## The exercise
Where the string "having" occurs in the material below, report the whole line.

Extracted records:
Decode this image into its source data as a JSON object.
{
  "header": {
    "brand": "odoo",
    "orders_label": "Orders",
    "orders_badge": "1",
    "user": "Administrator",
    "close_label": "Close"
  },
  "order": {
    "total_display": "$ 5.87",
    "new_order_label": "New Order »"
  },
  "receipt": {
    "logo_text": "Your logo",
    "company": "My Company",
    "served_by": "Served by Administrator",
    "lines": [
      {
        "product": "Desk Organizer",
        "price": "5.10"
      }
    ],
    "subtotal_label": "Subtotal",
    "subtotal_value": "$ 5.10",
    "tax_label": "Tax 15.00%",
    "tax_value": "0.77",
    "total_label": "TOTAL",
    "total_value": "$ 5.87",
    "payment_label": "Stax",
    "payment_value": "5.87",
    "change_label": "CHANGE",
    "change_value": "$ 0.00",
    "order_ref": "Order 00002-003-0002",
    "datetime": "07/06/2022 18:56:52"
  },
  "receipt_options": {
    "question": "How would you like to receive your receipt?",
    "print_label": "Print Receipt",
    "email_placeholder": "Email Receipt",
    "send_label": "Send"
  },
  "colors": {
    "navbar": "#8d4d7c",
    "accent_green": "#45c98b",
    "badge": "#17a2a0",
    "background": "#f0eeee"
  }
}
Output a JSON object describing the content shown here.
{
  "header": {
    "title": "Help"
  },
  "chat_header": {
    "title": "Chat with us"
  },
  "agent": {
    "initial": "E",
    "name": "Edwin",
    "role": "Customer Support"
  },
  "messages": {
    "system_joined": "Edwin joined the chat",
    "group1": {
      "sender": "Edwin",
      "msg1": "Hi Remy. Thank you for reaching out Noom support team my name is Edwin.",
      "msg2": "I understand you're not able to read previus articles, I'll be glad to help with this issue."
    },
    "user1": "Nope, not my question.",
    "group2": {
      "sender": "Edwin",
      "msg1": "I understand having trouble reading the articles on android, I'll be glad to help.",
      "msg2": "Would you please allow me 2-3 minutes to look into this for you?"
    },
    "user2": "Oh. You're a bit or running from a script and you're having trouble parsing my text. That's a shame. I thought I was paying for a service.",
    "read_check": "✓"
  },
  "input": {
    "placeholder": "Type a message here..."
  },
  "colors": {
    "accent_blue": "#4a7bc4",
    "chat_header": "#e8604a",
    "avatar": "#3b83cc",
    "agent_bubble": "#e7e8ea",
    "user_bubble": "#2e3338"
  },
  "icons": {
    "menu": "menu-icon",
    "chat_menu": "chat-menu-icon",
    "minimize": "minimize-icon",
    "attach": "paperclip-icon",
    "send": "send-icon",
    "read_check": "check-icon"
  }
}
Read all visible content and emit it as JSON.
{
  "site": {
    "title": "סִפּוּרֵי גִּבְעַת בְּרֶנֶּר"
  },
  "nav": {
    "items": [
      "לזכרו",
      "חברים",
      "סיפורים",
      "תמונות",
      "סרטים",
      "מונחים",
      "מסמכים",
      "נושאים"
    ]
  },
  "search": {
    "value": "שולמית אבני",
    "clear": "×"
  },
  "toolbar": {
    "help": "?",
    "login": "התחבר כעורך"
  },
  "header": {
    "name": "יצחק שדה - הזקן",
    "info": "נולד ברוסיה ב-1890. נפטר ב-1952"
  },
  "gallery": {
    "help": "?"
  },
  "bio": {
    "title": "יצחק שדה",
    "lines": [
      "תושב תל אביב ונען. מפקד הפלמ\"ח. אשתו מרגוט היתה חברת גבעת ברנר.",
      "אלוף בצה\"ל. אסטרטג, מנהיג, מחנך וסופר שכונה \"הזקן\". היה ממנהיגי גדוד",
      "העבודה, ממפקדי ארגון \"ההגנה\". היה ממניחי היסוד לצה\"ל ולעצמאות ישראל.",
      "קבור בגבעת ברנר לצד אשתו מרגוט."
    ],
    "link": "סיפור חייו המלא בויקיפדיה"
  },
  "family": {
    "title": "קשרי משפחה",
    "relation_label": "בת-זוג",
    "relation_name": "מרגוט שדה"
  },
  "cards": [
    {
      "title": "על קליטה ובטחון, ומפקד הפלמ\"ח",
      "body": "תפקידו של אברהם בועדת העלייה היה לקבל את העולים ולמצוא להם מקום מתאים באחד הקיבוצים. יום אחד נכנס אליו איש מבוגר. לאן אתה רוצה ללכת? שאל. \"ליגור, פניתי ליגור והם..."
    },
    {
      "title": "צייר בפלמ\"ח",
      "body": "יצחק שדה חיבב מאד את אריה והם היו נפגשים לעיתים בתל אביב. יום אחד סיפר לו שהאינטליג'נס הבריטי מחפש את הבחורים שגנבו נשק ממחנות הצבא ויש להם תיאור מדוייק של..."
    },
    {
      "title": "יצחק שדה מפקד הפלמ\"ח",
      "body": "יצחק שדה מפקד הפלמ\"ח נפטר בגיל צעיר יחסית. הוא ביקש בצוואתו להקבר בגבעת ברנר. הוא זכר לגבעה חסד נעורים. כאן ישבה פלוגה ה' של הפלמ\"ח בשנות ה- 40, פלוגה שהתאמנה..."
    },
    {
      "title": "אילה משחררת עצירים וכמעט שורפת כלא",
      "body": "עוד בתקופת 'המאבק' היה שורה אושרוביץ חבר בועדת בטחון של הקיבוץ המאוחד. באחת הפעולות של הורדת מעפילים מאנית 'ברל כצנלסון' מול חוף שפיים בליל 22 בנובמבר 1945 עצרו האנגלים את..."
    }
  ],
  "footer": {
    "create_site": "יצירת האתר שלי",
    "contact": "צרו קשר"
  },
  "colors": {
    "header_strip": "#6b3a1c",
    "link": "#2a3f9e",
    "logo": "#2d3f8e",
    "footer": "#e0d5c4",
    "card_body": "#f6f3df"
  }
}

## Output
      "msg1": "I understand having trouble reading the articles on android, I'll be glad to help.",
    "user2": "Oh. You're a bit or running from a script and you're having trouble parsing my text. That's a shame. I thought I was paying for a service.",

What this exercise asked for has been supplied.